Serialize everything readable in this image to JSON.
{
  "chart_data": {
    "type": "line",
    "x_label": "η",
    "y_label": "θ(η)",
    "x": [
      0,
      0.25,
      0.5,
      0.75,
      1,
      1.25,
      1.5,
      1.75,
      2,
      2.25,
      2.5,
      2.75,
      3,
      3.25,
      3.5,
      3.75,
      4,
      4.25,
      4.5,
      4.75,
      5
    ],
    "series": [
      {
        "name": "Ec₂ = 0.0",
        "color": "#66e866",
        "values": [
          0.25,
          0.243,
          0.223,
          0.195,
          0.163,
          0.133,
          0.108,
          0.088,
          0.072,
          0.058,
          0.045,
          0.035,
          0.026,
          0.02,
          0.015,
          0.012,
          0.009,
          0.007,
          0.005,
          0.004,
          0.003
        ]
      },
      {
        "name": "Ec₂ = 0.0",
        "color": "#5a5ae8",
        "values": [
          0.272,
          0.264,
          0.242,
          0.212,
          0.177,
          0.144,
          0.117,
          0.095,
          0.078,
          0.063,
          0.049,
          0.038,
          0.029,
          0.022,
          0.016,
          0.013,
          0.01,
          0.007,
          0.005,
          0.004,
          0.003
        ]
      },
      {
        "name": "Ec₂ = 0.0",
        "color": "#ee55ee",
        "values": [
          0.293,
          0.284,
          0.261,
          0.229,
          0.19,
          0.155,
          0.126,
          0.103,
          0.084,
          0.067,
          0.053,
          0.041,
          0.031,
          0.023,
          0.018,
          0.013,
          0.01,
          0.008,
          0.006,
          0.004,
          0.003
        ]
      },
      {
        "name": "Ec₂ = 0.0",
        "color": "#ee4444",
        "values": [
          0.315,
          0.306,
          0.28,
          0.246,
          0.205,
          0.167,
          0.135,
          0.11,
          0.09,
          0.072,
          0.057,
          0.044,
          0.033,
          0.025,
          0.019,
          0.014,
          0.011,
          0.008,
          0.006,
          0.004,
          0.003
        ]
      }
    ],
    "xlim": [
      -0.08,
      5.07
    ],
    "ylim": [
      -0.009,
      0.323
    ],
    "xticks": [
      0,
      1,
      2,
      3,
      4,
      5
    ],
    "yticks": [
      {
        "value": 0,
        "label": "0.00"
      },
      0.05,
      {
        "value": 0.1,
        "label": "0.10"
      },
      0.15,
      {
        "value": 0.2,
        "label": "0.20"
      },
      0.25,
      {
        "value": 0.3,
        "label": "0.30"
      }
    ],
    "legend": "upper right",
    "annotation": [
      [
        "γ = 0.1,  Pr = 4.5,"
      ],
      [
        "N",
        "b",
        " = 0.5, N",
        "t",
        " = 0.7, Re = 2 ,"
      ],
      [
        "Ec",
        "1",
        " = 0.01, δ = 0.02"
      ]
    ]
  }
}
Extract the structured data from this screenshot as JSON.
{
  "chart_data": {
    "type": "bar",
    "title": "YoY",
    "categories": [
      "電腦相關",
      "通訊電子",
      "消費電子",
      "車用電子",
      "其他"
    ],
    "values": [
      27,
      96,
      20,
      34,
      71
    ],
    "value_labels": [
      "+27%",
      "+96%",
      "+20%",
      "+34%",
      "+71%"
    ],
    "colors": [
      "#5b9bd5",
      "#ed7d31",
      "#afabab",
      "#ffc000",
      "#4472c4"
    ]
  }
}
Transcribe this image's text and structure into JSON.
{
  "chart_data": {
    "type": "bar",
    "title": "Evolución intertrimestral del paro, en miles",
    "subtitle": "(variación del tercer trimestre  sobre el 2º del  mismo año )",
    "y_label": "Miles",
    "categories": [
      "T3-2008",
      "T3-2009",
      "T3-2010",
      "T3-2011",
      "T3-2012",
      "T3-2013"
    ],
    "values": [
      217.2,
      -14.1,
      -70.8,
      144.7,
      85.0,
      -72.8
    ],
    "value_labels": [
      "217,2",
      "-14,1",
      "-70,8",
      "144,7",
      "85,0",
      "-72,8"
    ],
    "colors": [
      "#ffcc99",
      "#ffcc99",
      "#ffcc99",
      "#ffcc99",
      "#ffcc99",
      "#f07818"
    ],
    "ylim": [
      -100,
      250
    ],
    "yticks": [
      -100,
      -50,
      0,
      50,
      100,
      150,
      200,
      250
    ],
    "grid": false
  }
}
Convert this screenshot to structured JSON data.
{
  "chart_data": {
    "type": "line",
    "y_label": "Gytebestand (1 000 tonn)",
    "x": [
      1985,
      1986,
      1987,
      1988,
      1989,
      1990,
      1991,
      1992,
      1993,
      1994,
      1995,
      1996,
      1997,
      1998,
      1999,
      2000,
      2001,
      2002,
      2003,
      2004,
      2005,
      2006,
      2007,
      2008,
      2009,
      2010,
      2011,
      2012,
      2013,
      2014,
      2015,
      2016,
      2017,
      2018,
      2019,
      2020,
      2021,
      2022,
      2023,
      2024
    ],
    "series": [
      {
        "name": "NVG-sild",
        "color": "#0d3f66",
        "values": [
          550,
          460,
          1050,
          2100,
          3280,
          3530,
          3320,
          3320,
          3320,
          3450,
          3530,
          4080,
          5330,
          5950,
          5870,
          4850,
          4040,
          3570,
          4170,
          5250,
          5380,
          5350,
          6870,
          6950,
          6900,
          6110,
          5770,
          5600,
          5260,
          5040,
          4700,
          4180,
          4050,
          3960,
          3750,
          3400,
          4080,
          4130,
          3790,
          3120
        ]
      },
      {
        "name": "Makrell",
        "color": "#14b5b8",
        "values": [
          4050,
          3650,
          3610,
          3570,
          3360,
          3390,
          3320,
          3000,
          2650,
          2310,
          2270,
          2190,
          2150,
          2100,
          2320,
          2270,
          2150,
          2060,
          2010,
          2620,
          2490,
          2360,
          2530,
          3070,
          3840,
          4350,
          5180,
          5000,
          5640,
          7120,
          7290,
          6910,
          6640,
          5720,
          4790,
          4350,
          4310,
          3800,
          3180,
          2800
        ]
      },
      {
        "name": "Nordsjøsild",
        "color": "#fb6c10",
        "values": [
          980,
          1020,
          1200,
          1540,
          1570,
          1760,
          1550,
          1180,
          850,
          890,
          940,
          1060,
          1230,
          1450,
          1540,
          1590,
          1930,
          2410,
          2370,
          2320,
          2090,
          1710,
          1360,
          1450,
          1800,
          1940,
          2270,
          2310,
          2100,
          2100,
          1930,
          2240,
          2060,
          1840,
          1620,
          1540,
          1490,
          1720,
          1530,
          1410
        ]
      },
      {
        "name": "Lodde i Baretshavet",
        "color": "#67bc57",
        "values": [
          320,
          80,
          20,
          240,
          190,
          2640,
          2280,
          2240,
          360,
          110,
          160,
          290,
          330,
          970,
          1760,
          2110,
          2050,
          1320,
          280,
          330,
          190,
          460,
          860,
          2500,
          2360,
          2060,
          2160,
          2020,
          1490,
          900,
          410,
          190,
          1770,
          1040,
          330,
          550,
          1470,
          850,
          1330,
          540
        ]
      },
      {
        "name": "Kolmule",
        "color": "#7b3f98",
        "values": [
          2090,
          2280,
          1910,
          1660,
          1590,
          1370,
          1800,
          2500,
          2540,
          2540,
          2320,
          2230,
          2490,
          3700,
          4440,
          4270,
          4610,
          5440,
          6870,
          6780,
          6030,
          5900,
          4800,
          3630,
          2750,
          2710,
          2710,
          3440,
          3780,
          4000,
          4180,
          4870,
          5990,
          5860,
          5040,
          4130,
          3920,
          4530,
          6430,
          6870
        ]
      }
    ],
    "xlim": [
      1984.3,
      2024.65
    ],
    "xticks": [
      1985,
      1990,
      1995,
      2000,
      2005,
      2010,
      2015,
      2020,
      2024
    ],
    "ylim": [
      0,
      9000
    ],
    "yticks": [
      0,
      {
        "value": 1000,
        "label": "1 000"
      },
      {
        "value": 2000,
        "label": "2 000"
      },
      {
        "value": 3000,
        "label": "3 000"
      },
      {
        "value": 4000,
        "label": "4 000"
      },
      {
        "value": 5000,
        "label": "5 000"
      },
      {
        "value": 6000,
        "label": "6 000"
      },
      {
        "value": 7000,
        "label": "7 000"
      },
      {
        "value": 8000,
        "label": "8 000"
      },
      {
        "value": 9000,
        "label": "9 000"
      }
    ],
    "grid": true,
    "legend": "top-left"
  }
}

——————

**Job:** What is the number of lines in the data that hold the word "screenshot"? Reply with that number and nothing else.

**Full response:** 2